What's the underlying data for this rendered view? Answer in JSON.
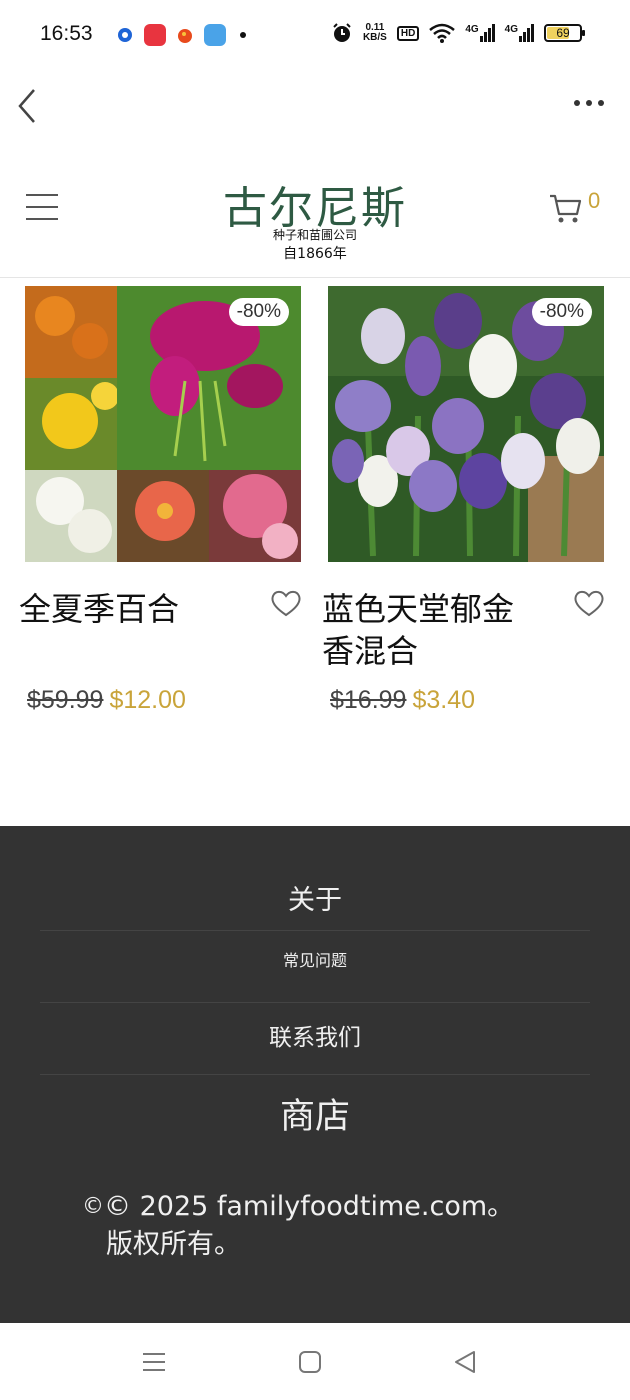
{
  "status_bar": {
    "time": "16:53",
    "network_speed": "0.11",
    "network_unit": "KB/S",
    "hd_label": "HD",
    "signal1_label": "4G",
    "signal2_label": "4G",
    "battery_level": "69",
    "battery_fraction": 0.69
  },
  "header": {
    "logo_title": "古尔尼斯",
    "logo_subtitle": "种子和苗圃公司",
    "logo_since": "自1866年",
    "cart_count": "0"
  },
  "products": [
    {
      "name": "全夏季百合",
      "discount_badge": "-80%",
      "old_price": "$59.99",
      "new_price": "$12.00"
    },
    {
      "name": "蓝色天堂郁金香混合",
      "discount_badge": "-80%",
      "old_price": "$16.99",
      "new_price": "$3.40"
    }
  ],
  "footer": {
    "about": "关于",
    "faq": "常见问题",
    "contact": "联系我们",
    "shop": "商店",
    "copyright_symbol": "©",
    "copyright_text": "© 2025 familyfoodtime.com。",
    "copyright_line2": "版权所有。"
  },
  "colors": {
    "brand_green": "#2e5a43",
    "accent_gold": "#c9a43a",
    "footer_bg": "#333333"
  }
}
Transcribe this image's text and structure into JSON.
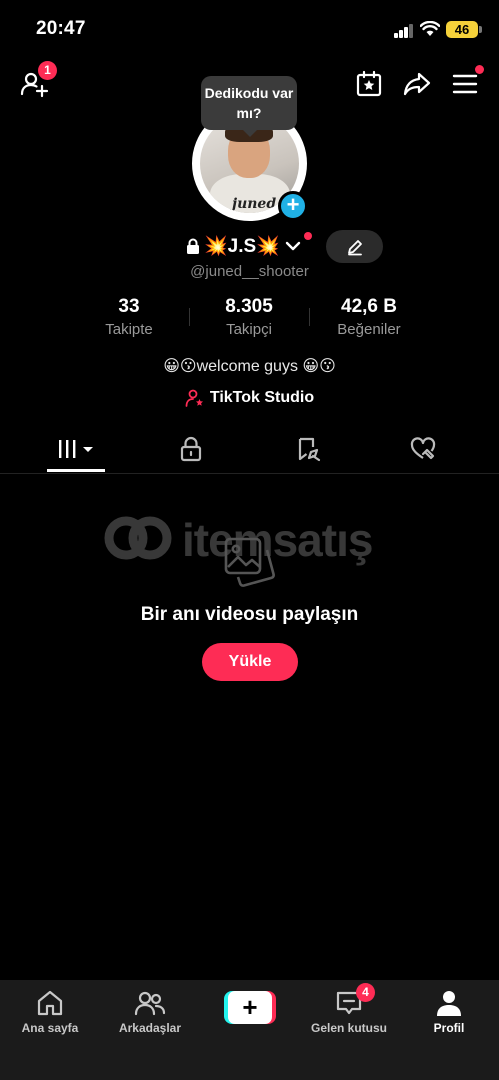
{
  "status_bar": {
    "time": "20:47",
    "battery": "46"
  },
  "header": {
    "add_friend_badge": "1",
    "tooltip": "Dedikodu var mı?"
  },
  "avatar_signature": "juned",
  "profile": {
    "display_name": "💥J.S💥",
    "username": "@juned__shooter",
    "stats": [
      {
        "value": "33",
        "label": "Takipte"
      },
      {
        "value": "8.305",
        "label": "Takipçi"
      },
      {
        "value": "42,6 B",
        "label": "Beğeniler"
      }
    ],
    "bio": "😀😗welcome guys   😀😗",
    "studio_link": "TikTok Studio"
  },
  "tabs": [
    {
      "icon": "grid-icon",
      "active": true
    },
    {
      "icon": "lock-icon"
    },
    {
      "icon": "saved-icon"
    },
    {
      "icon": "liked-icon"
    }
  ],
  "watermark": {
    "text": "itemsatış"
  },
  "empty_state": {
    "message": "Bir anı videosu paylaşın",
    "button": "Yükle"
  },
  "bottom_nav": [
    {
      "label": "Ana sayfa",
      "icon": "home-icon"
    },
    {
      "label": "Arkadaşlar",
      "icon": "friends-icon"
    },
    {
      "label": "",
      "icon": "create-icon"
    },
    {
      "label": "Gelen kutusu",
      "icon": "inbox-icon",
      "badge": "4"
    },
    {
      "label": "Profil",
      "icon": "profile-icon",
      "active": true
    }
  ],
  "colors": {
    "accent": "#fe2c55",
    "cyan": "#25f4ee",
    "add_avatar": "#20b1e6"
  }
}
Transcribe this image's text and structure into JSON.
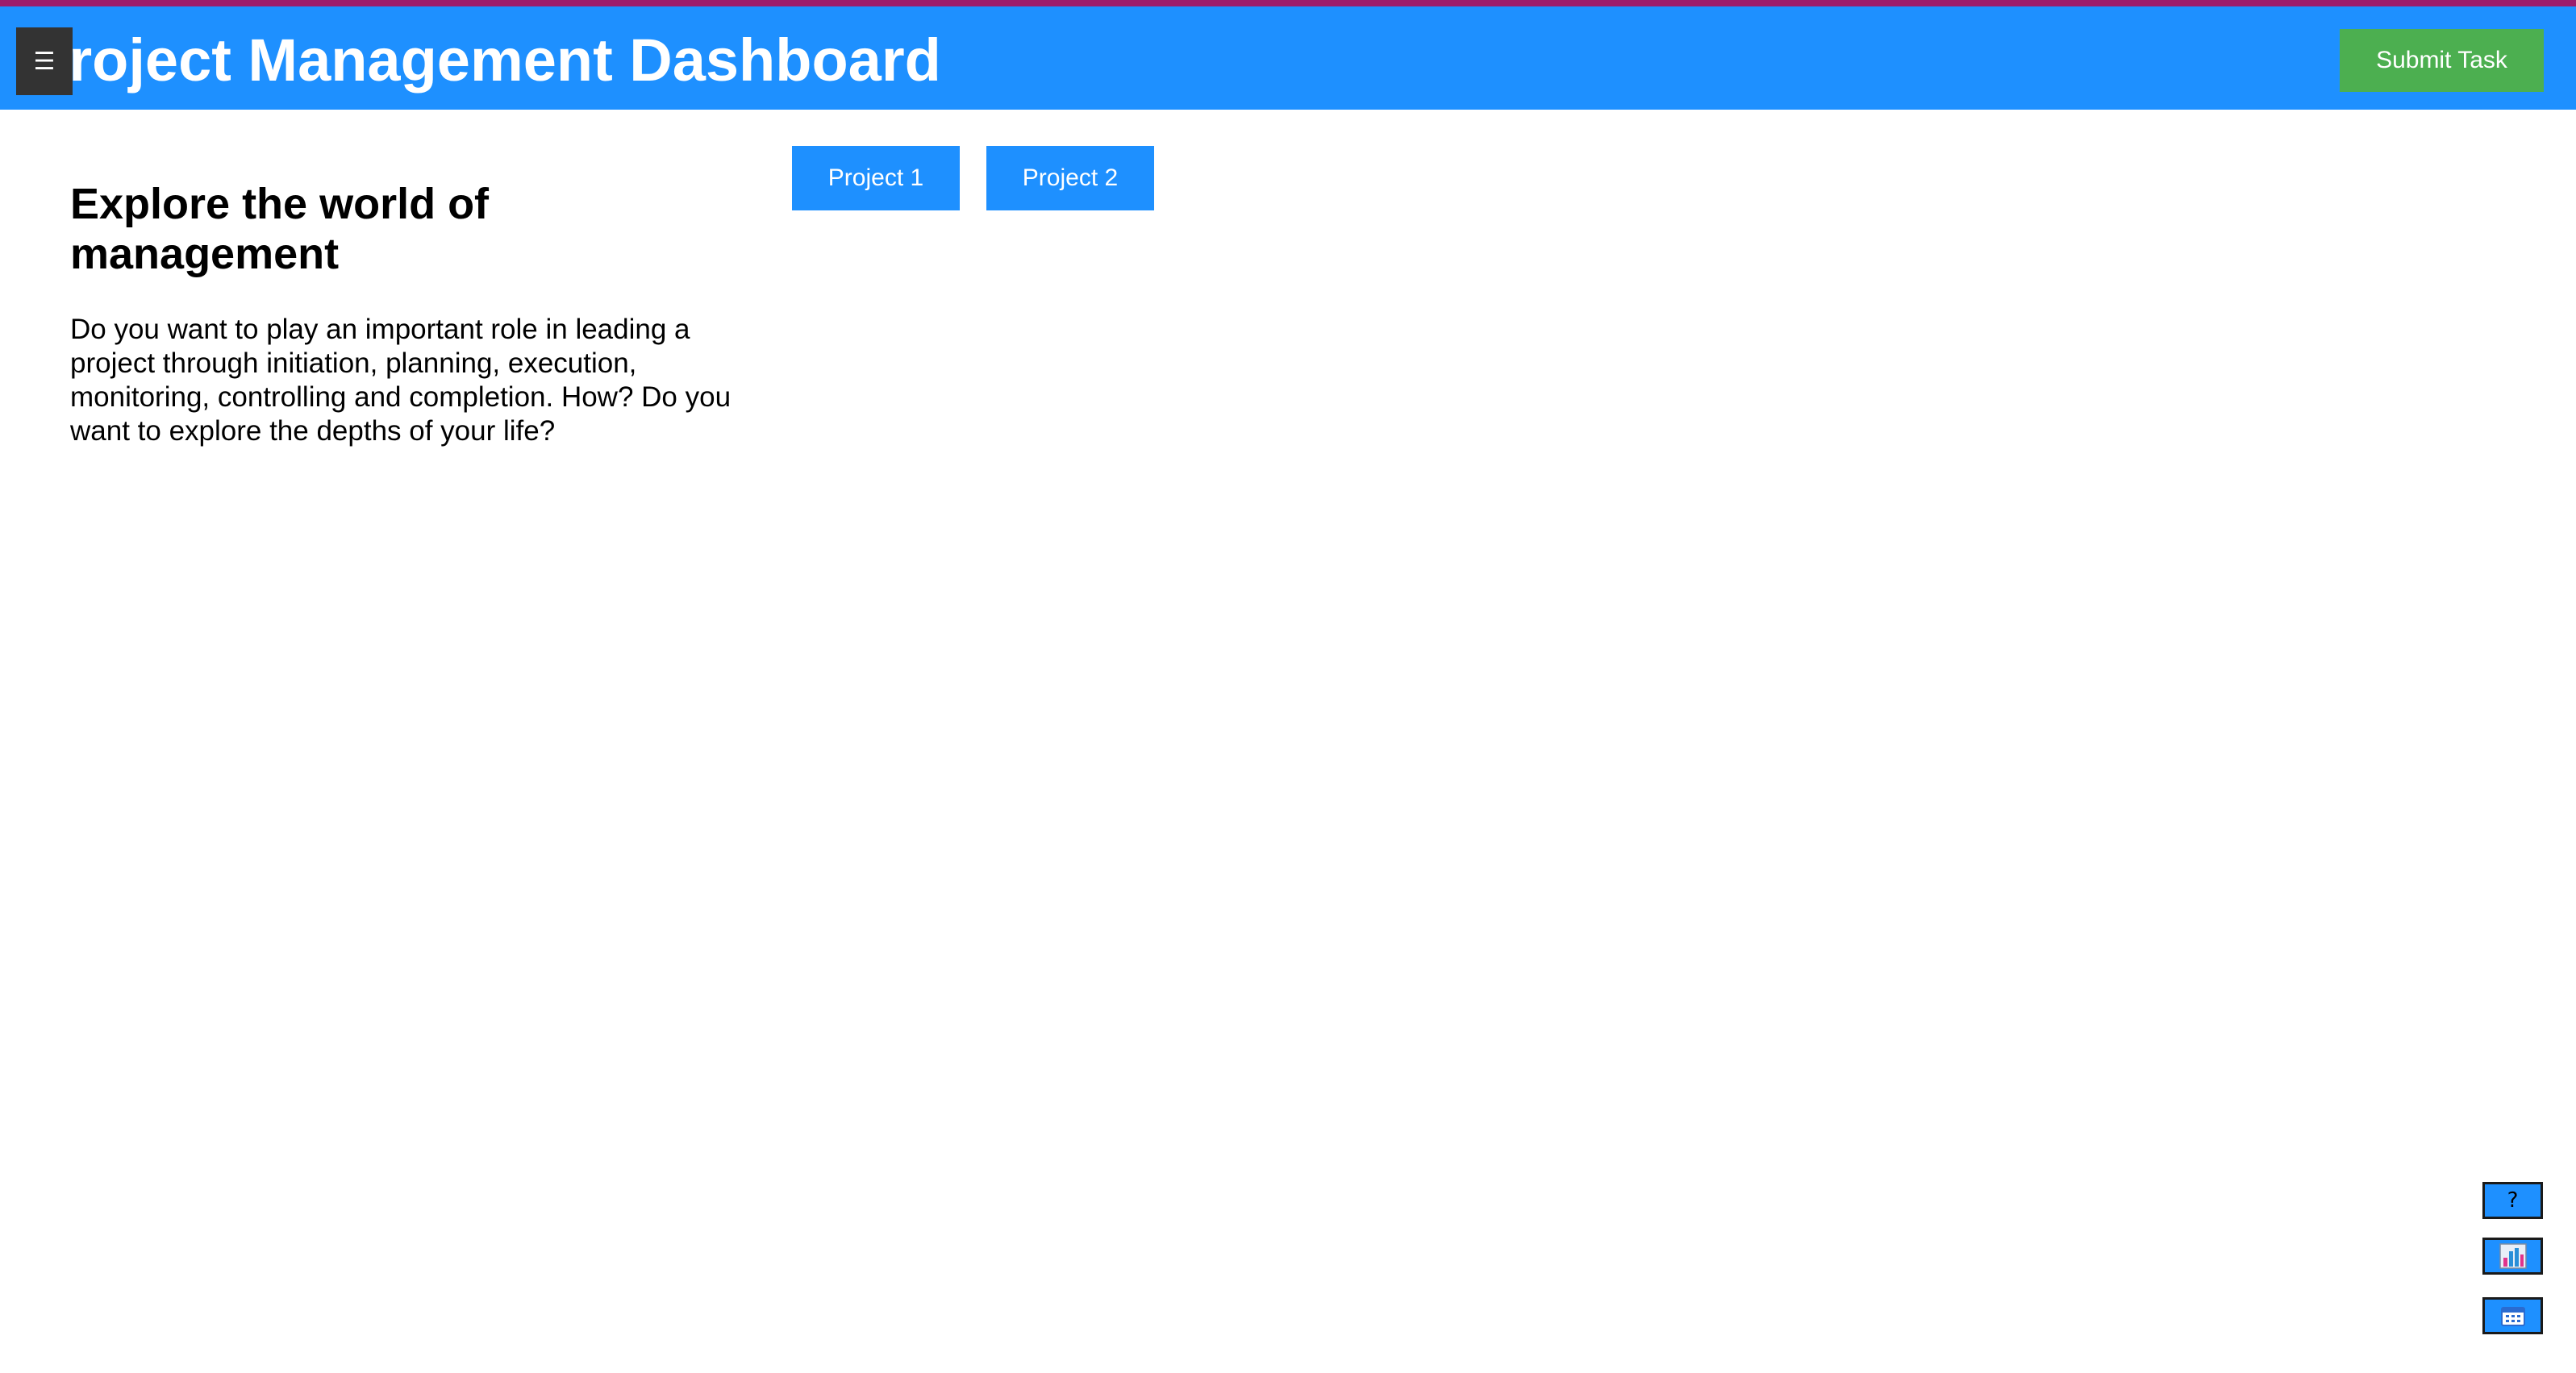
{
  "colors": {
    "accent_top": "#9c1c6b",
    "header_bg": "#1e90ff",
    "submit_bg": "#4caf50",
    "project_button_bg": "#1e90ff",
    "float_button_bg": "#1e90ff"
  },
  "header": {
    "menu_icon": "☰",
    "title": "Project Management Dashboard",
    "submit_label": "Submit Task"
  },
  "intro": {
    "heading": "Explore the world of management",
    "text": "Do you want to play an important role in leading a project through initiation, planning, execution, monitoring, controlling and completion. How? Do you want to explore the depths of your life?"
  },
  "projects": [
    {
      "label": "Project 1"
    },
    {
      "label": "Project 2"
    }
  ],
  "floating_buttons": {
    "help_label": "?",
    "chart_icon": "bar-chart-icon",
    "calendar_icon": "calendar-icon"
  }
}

Brief » Repeat each line of the records above exactly, but do not copy the pictures.

Task response »
What's the underlying data for this rendered view? Answer in JSON.
{
  "status_bar": {
    "time": "16:53",
    "network_speed": "0.11",
    "network_unit": "KB/S",
    "hd_label": "HD",
    "signal1_label": "4G",
    "signal2_label": "4G",
    "battery_level": "69",
    "battery_fraction": 0.69
  },
  "header": {
    "logo_title": "古尔尼斯",
    "logo_subtitle": "种子和苗圃公司",
    "logo_since": "自1866年",
    "cart_count": "0"
  },
  "products": [
    {
      "name": "全夏季百合",
      "discount_badge": "-80%",
      "old_price": "$59.99",
      "new_price": "$12.00"
    },
    {
      "name": "蓝色天堂郁金香混合",
      "discount_badge": "-80%",
      "old_price": "$16.99",
      "new_price": "$3.40"
    }
  ],
  "footer": {
    "about": "关于",
    "faq": "常见问题",
    "contact": "联系我们",
    "shop": "商店",
    "copyright_symbol": "©",
    "copyright_text": "© 2025 familyfoodtime.com。",
    "copyright_line2": "版权所有。"
  },
  "colors": {
    "brand_green": "#2e5a43",
    "accent_gold": "#c9a43a",
    "footer_bg": "#333333"
  }
}
Transcribe this image's text and structure into JSON.
{
  "status_bar": {
    "time": "20:47",
    "battery": "46"
  },
  "header": {
    "add_friend_badge": "1",
    "tooltip": "Dedikodu var mı?"
  },
  "avatar_signature": "juned",
  "profile": {
    "display_name": "💥J.S💥",
    "username": "@juned__shooter",
    "stats": [
      {
        "value": "33",
        "label": "Takipte"
      },
      {
        "value": "8.305",
        "label": "Takipçi"
      },
      {
        "value": "42,6 B",
        "label": "Beğeniler"
      }
    ],
    "bio": "😀😗welcome guys   😀😗",
    "studio_link": "TikTok Studio"
  },
  "tabs": [
    {
      "icon": "grid-icon",
      "active": true
    },
    {
      "icon": "lock-icon"
    },
    {
      "icon": "saved-icon"
    },
    {
      "icon": "liked-icon"
    }
  ],
  "watermark": {
    "text": "itemsatış"
  },
  "empty_state": {
    "message": "Bir anı videosu paylaşın",
    "button": "Yükle"
  },
  "bottom_nav": [
    {
      "label": "Ana sayfa",
      "icon": "home-icon"
    },
    {
      "label": "Arkadaşlar",
      "icon": "friends-icon"
    },
    {
      "label": "",
      "icon": "create-icon"
    },
    {
      "label": "Gelen kutusu",
      "icon": "inbox-icon",
      "badge": "4"
    },
    {
      "label": "Profil",
      "icon": "profile-icon",
      "active": true
    }
  ],
  "colors": {
    "accent": "#fe2c55",
    "cyan": "#25f4ee",
    "add_avatar": "#20b1e6"
  }
}
Transcribe this image's text and structure into JSON.
{
  "colors": {
    "accent_top": "#9c1c6b",
    "header_bg": "#1e90ff",
    "submit_bg": "#4caf50",
    "project_button_bg": "#1e90ff",
    "float_button_bg": "#1e90ff"
  },
  "header": {
    "menu_icon": "☰",
    "title": "Project Management Dashboard",
    "submit_label": "Submit Task"
  },
  "intro": {
    "heading": "Explore the world of management",
    "text": "Do you want to play an important role in leading a project through initiation, planning, execution, monitoring, controlling and completion. How? Do you want to explore the depths of your life?"
  },
  "projects": [
    {
      "label": "Project 1"
    },
    {
      "label": "Project 2"
    }
  ],
  "floating_buttons": {
    "help_label": "?",
    "chart_icon": "bar-chart-icon",
    "calendar_icon": "calendar-icon"
  }
}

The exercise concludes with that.